### WHAT IS REQUIRED
Gather up all lines that carry the word "بدمشق".

### DATASET ENTRIES
____________

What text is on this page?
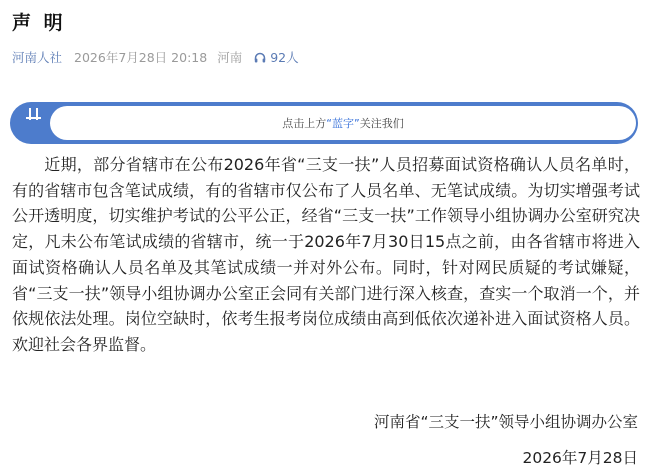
声 明
河南人社 2026年7月28日 20:18 河南 92人
点击上方 “蓝字” 关注我们

近期，部分省辖市在公布2026年省“三支一扶”人员招募面试资格确认人员名单时，有的省辖市包含笔试成绩，有的省辖市仅公布了人员名单、无笔试成绩。为切实增强考试公开透明度，切实维护考试的公平公正，经省“三支一扶”工作领导小组协调办公室研究决定，凡未公布笔试成绩的省辖市，统一于2026年7月30日15点之前，由各省辖市将进入面试资格确认人员名单及其笔试成绩一并对外公布。同时，针对网民质疑的考试嫌疑，省“三支一扶”领导小组协调办公室正会同有关部门进行深入核查，查实一个取消一个，并依规依法处理。岗位空缺时，依考生报考岗位成绩由高到低依次递补进入面试资格人员。欢迎社会各界监督。

河南省“三支一扶”领导小组协调办公室
2026年7月28日
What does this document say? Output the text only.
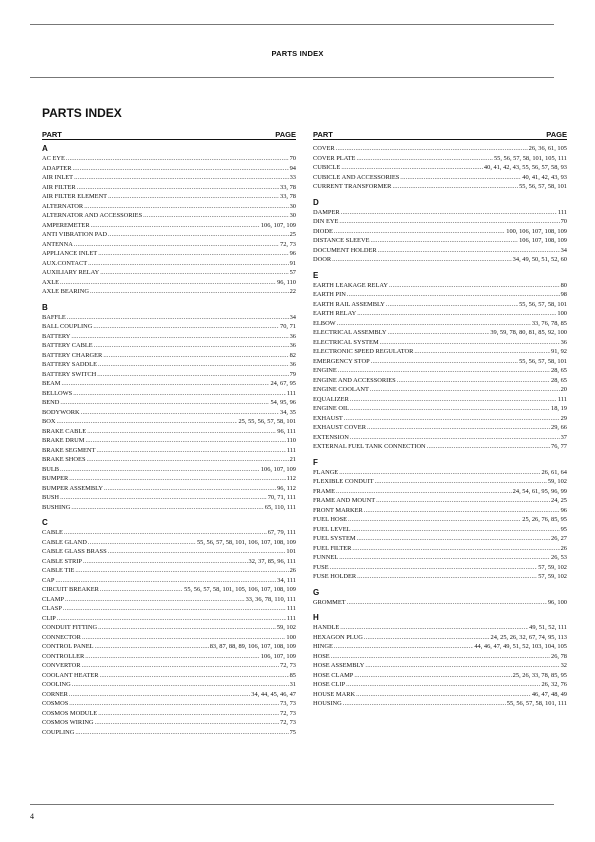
PARTS INDEX
PARTS INDEX
PART	PAGE
A
AC EYE .....	70
ADAPTER .....	94
AIR INLET .....	33
AIR FILTER .....	33, 78
AIR FILTER ELEMENT .....	33, 78
ALTERNATOR .....	30
ALTERNATOR AND ACCESSORIES .....	30
AMPEREMETER .....	106, 107, 109
ANTI VIBRATION PAD .....	25
ANTENNA .....	72, 73
APPLIANCE INLET .....	96
AUX.CONTACT .....	91
AUXILIARY RELAY .....	57
AXLE .....	96, 110
AXLE BEARING .....	22
B
BAFFLE .....	34
BALL COUPLING .....	70, 71
BATTERY .....	36
BATTERY CABLE .....	36
BATTERY CHARGER .....	82
BATTERY SADDLE .....	36
BATTERY SWITCH .....	79
BEAM .....	24, 67, 95
BELLOWS .....	111
BEND .....	54, 95, 96
BODYWORK .....	34, 35
BOX .....	25, 55, 56, 57, 58, 101
BRAKE CABLE .....	96, 111
BRAKE DRUM .....	110
BRAKE SEGMENT .....	111
BRAKE SHOES .....	21
BULB .....	106, 107, 109
BUMPER .....	112
BUMPER ASSEMBLY .....	96, 112
BUSH .....	70, 71, 111
BUSHING .....	65, 110, 111
C
CABLE .....	67, 79, 111
CABLE GLAND .....	55, 56, 57, 58, 101, 106, 107, 108, 109
CABLE GLASS BRASS .....	101
CABLE STRIP .....	32, 37, 85, 96, 111
CABLE TIE .....	26
CAP .....	34, 111
CIRCUIT BREAKER .....	55, 56, 57, 58, 101, 105, 106, 107, 108, 109
CLAMP .....	33, 36, 78, 110, 111
CLASP .....	111
CLIP .....	111
CONDUIT FITTING .....	59, 102
CONNECTOR .....	100
CONTROL PANEL .....	83, 87, 88, 89, 106, 107, 108, 109
CONTROLLER .....	106, 107, 109
CONVERTOR .....	72, 73
COOLANT HEATER .....	85
COOLING .....	31
CORNER .....	34, 44, 45, 46, 47
COSMOS .....	73, 73
COSMOS MODULE .....	72, 73
COSMOS WIRING .....	72, 73
COUPLING .....	75
PART	PAGE
COVER .....	26, 36, 61, 105
COVER PLATE .....	55, 56, 57, 58, 101, 105, 111
CUBICLE .....	40, 41, 42, 43, 55, 56, 57, 58, 93
CUBICLE AND ACCESSORIES .....	40, 41, 42, 43, 93
CURRENT TRANSFORMER .....	55, 56, 57, 58, 101
D
DAMPER .....	111
DIN EYE .....	70
DIODE .....	100, 106, 107, 108, 109
DISTANCE SLEEVE .....	106, 107, 108, 109
DOCUMENT HOLDER .....	34
DOOR .....	34, 49, 50, 51, 52, 60
E
EARTH LEAKAGE RELAY .....	80
EARTH PIN .....	98
EARTH RAIL ASSEMBLY .....	55, 56, 57, 58, 101
EARTH RELAY .....	100
ELBOW .....	33, 76, 78, 85
ELECTRICAL ASSEMBLY .....	39, 59, 78, 80, 81, 85, 92, 100
ELECTRICAL SYSTEM .....	36
ELECTRONIC SPEED REGULATOR .....	91, 92
EMERGENCY STOP .....	55, 56, 57, 58, 101
ENGINE .....	28, 65
ENGINE AND ACCESSORIES .....	28, 65
ENGINE COOLANT .....	20
EQUALIZER .....	111
ENGINE OIL .....	18, 19
EXHAUST .....	29
EXHAUST COVER .....	29, 66
EXTENSION .....	37
EXTERNAL FUEL TANK CONNECTION .....	76, 77
F
FLANGE .....	26, 61, 64
FLEXIBLE CONDUIT .....	59, 102
FRAME .....	24, 54, 61, 95, 96, 99
FRAME AND MOUNT .....	24, 25
FRONT MARKER .....	96
FUEL HOSE .....	25, 26, 76, 85, 95
FUEL LEVEL .....	95
FUEL SYSTEM .....	26, 27
FUEL FILTER .....	26
FUNNEL .....	26, 53
FUSE .....	57, 59, 102
FUSE HOLDER .....	57, 59, 102
G
GROMMET .....	96, 100
H
HANDLE .....	49, 51, 52, 111
HEXAGON PLUG .....	24, 25, 26, 32, 67, 74, 95, 113
HINGE .....	44, 46, 47, 49, 51, 52, 103, 104, 105
HOSE .....	26, 78
HOSE ASSEMBLY .....	32
HOSE CLAMP .....	25, 26, 33, 78, 85, 95
HOSE CLIP .....	26, 32, 76
HOUSE MARK .....	46, 47, 48, 49
HOUSING .....	55, 56, 57, 58, 101, 111
4
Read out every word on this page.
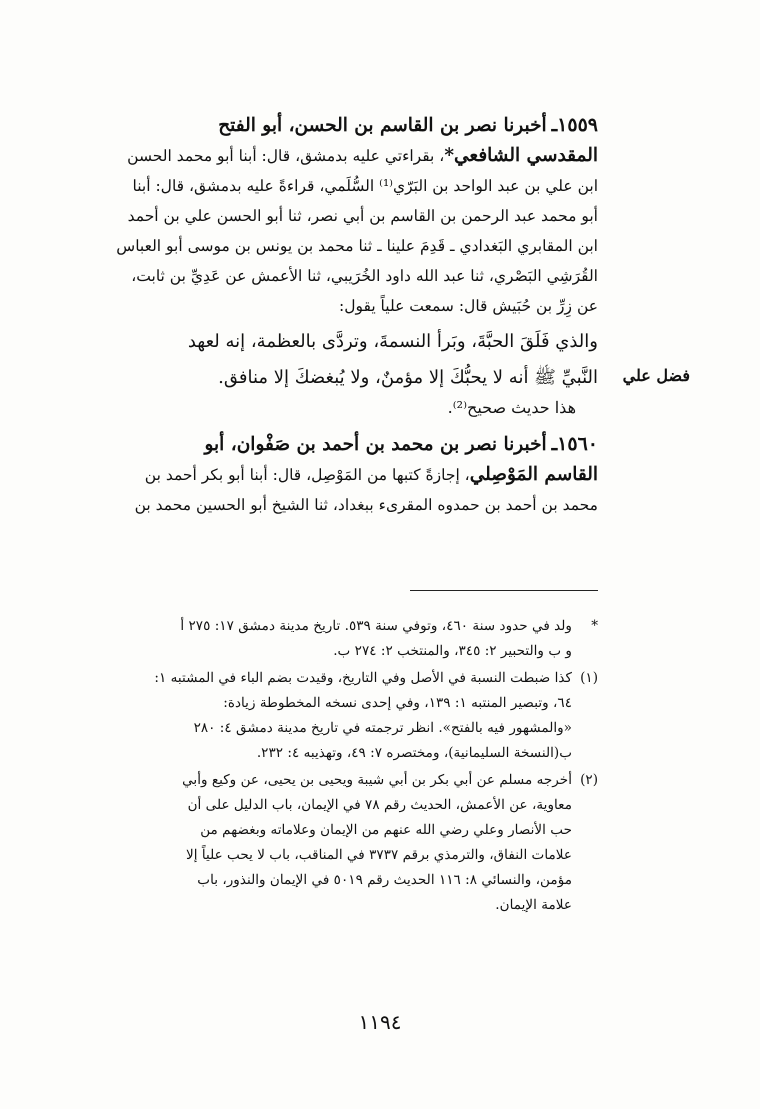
١٥٥٩ـ أخبرنا نصر بن القاسم بن الحسن، أبو الفتح

المقدسي الشافعي*، بقراءتي عليه بدمشق، قال: أبنا أبو محمد الحسن

ابن علي بن عبد الواحد بن البَرّي⁽¹⁾ السُّلَمي، قراءةً عليه بدمشق، قال: أبنا

أبو محمد عبد الرحمن بن القاسم بن أبي نصر، ثنا أبو الحسن علي بن أحمد

ابن المقابري البَغدادي ـ قَدِمَ علينا ـ ثنا محمد بن يونس بن موسى أبو العباس

القُرَشِي البَصْري، ثنا عبد الله داود الخُرَيبي، ثنا الأعمش عن عَدِيِّ بن ثابت،

عن زِرِّ بن حُبَيش قال: سمعت علياً يقول:

والذي فَلَقَ الحبَّةَ، وبَرأ النسمةَ، وتردَّى بالعظمة، إنه لعهد

النَّبيِّ ﷺ أنه لا يحبُّكَ إلا مؤمنٌ، ولا يُبغضكَ إلا منافق.

هذا حديث صحيح⁽²⁾.

١٥٦٠ـ أخبرنا نصر بن محمد بن أحمد بن صَفْوان، أبو

القاسم المَوْصِلي، إجازةً كتبها من المَوْصِل، قال: أبنا أبو بكر أحمد بن

محمد بن أحمد بن حمدوه المقرىء ببغداد، ثنا الشيخ أبو الحسين محمد بن

فضل علي
*
ولد في حدود سنة ٤٦٠، وتوفي سنة ٥٣٩. تاريخ مدينة دمشق ١٧: ٢٧٥ أ
و ب والتحبير ٢: ٣٤٥، والمنتخب ٢: ٢٧٤ ب.
(١)
كذا ضبطت النسبة في الأصل وفي التاريخ، وقيدت بضم الباء في المشتبه ١:
٦٤، وتبصير المنتبه ١: ١٣٩، وفي إحدى نسخه المخطوطة زيادة:
«والمشهور فيه بالفتح». انظر ترجمته في تاريخ مدينة دمشق ٤: ٢٨٠
ب(النسخة السليمانية)، ومختصره ٧: ٤٩، وتهذيبه ٤: ٢٣٢.
(٢)
أخرجه مسلم عن أبي بكر بن أبي شيبة ويحيى بن يحيى، عن وكيع وأبي
معاوية، عن الأعمش، الحديث رقم ٧٨ في الإيمان، باب الدليل على أن
حب الأنصار وعلي رضي الله عنهم من الإيمان وعلاماته وبغضهم من
علامات النفاق، والترمذي برقم ٣٧٣٧ في المناقب، باب لا يحب علياً إلا
مؤمن، والنسائي ٨: ١١٦ الحديث رقم ٥٠١٩ في الإيمان والنذور، باب
علامة الإيمان.
١١٩٤
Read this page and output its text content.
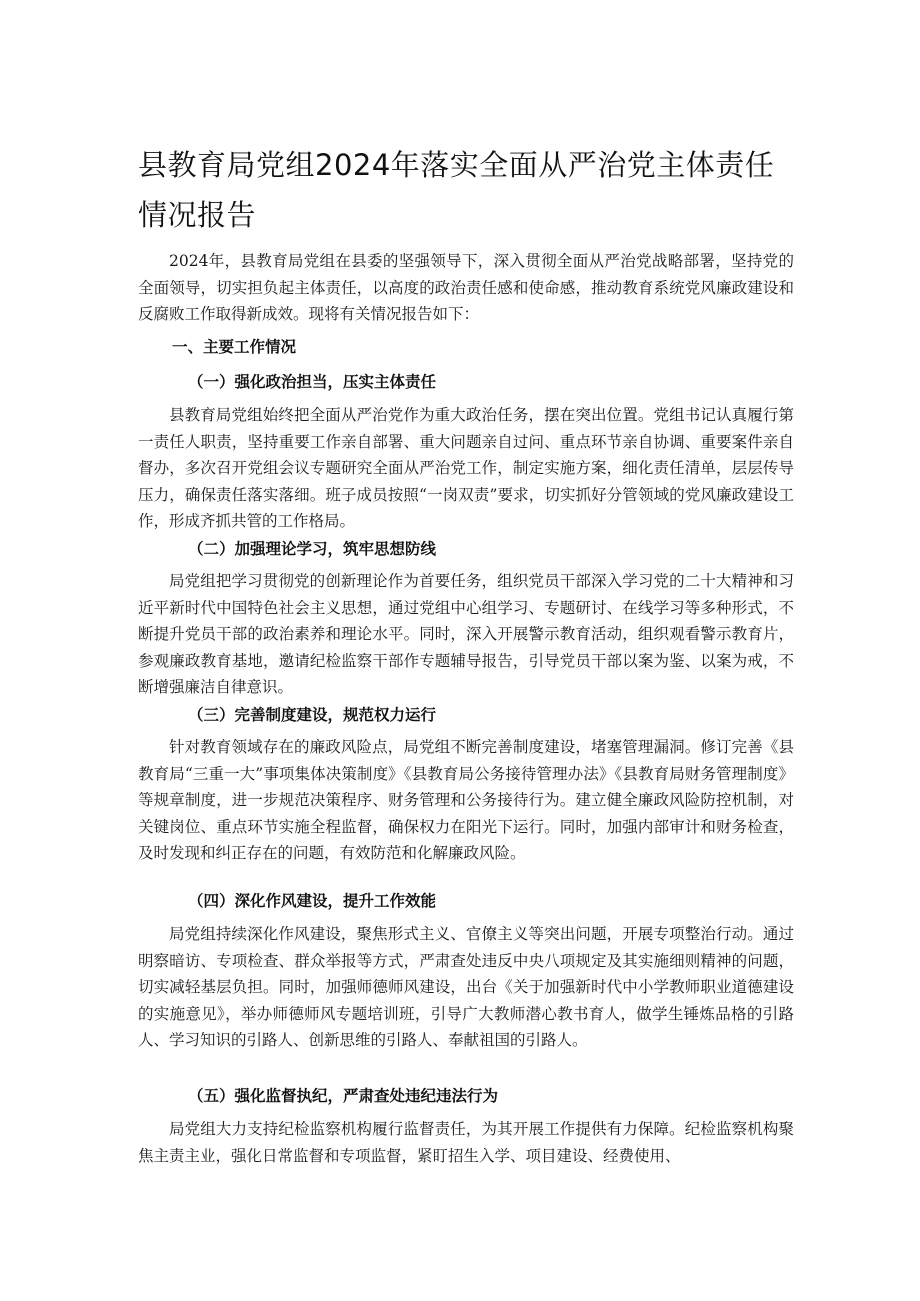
县教育局党组2024年落实全面从严治党主体责任情况报告

2024年，县教育局党组在县委的坚强领导下，深入贯彻全面从严治党战略部署，坚持党的全面领导，切实担负起主体责任，以高度的政治责任感和使命感，推动教育系统党风廉政建设和反腐败工作取得新成效。现将有关情况报告如下：

一、主要工作情况

（一）强化政治担当，压实主体责任

县教育局党组始终把全面从严治党作为重大政治任务，摆在突出位置。党组书记认真履行第一责任人职责，坚持重要工作亲自部署、重大问题亲自过问、重点环节亲自协调、重要案件亲自督办，多次召开党组会议专题研究全面从严治党工作，制定实施方案，细化责任清单，层层传导压力，确保责任落实落细。班子成员按照“一岗双责”要求，切实抓好分管领域的党风廉政建设工作，形成齐抓共管的工作格局。

（二）加强理论学习，筑牢思想防线

局党组把学习贯彻党的创新理论作为首要任务，组织党员干部深入学习党的二十大精神和习近平新时代中国特色社会主义思想，通过党组中心组学习、专题研讨、在线学习等多种形式，不断提升党员干部的政治素养和理论水平。同时，深入开展警示教育活动，组织观看警示教育片，参观廉政教育基地，邀请纪检监察干部作专题辅导报告，引导党员干部以案为鉴、以案为戒，不断增强廉洁自律意识。

（三）完善制度建设，规范权力运行

针对教育领域存在的廉政风险点，局党组不断完善制度建设，堵塞管理漏洞。修订完善《县教育局“三重一大”事项集体决策制度》《县教育局公务接待管理办法》《县教育局财务管理制度》等规章制度，进一步规范决策程序、财务管理和公务接待行为。建立健全廉政风险防控机制，对关键岗位、重点环节实施全程监督，确保权力在阳光下运行。同时，加强内部审计和财务检查，及时发现和纠正存在的问题，有效防范和化解廉政风险。

（四）深化作风建设，提升工作效能

局党组持续深化作风建设，聚焦形式主义、官僚主义等突出问题，开展专项整治行动。通过明察暗访、专项检查、群众举报等方式，严肃查处违反中央八项规定及其实施细则精神的问题，切实减轻基层负担。同时，加强师德师风建设，出台《关于加强新时代中小学教师职业道德建设的实施意见》，举办师德师风专题培训班，引导广大教师潜心教书育人，做学生锤炼品格的引路人、学习知识的引路人、创新思维的引路人、奉献祖国的引路人。

（五）强化监督执纪，严肃查处违纪违法行为

局党组大力支持纪检监察机构履行监督责任，为其开展工作提供有力保障。纪检监察机构聚焦主责主业，强化日常监督和专项监督，紧盯招生入学、项目建设、经费使用、
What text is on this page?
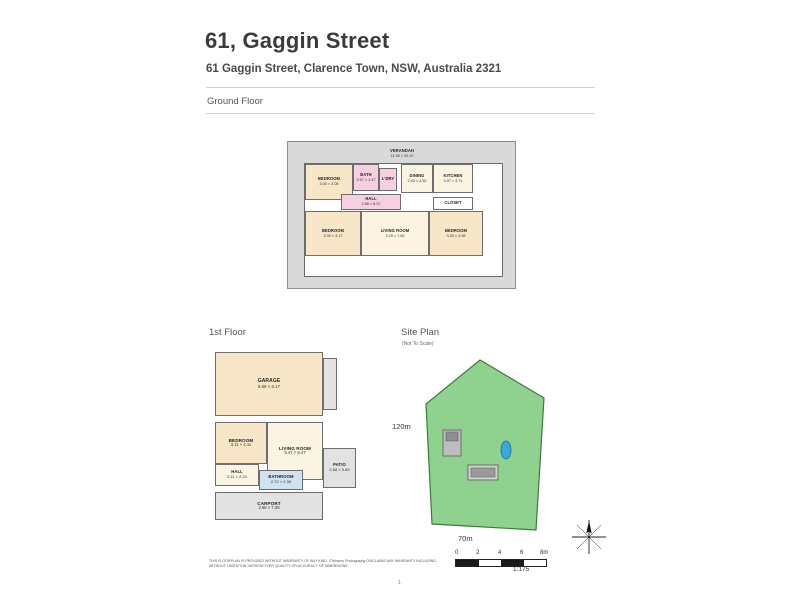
61, Gaggin Street
61 Gaggin Street, Clarence Town, NSW, Australia 2321
Ground Floor
VERANDAH
11.95 × 20.10
BEDROOM
3.00 × 3.06
BATH
2.57 × 1.47 L'DRY
DINING
2.43 × 4.52
KITCHEN
3.97 × 3.71
HALL
2.88 × 6.97	CLOSET
BEDROOM
3.30 × 3.17
LIVING ROOM
3.29 × 7.80
BEDROOM
3.29 × 3.98
1st Floor
GARAGE
8.69 × 6.17
BEDROOM
3.11 × 4.11
LIVING ROOM
5.47 × 6.47
PATIO
2.68 × 5.89
HALL
3.11 × 2.24	BATHROOM
2.72 × 2.08
CARPORT
2.68 × 7.35
Site Plan
(Not To Scale)
120m
70m
0	2	4	6	8m
1:175
THIS FLOORPLAN IS PROVIDED WITHOUT WARRANTY OF ANY KIND. ITMurphy Photography DISCLAIMS ANY WARRANTY INCLUDING WITHOUT LIMITATION SATISFACTORY QUALITY OR ACCURACY OF DIMENSIONS.
1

____________

### EXERCISE RESPONSE
المقدسي الشافعي*، بقراءتي عليه بدمشق، قال: أبنا أبو محمد الحسن
ابن علي بن عبد الواحد بن البَرّي⁽¹⁾ السُّلَمي، قراءةً عليه بدمشق، قال: أبنا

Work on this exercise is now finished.